§ What to do
Write out the data again in full, exactly as it reads.

§ Task inputs

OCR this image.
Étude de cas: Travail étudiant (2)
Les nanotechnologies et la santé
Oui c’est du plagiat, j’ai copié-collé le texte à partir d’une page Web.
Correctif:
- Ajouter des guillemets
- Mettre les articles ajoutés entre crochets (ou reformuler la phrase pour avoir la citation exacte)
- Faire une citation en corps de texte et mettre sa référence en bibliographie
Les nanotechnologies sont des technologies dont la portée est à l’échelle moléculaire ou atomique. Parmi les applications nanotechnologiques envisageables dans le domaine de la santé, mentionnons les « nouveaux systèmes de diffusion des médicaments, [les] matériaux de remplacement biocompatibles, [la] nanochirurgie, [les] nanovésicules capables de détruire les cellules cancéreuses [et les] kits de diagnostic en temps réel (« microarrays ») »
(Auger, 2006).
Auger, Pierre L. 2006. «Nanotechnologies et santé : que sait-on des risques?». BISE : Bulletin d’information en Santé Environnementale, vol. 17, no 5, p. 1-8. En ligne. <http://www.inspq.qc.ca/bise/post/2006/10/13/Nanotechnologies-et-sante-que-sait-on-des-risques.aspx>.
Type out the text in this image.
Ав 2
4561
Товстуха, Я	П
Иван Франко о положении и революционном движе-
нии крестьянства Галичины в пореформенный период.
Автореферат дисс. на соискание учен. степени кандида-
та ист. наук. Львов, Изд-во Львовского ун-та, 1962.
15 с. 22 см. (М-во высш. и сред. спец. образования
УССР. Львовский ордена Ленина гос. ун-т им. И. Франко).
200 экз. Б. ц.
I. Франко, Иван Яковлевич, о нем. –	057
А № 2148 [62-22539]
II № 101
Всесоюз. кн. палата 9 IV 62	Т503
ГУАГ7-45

§ Task answer
OCR this image.
Étude de cas: Travail étudiant (2)
Les nanotechnologies et la santé
Oui c’est du plagiat, j’ai copié-collé le texte à partir d’une page Web.
Correctif:
- Ajouter des guillemets
- Mettre les articles ajoutés entre crochets (ou reformuler la phrase pour avoir la citation exacte)
- Faire une citation en corps de texte et mettre sa référence en bibliographie
Les nanotechnologies sont des technologies dont la portée est à l’échelle moléculaire ou atomique. Parmi les applications nanotechnologiques envisageables dans le domaine de la santé, mentionnons les « nouveaux systèmes de diffusion des médicaments, [les] matériaux de remplacement biocompatibles, [la] nanochirurgie, [les] nanovésicules capables de détruire les cellules cancéreuses [et les] kits de diagnostic en temps réel (« microarrays ») »
(Auger, 2006).
Auger, Pierre L. 2006. «Nanotechnologies et santé : que sait-on des risques?». BISE : Bulletin d’information en Santé Environnementale, vol. 17, no 5, p. 1-8. En ligne. <http://www.inspq.qc.ca/bise/post/2006/10/13/Nanotechnologies-et-sante-que-sait-on-des-risques.aspx>.
Type out the text in this image.
Ав 2
4561
Товстуха, Я	П
Иван Франко о положении и революционном движе-
нии крестьянства Галичины в пореформенный период.
Автореферат дисс. на соискание учен. степени кандида-
та ист. наук. Львов, Изд-во Львовского ун-та, 1962.
15 с. 22 см. (М-во высш. и сред. спец. образования
УССР. Львовский ордена Ленина гос. ун-т им. И. Франко).
200 экз. Б. ц.
I. Франко, Иван Яковлевич, о нем. –	057
А № 2148 [62-22539]
II № 101
Всесоюз. кн. палата 9 IV 62	Т503
ГУАГ7-45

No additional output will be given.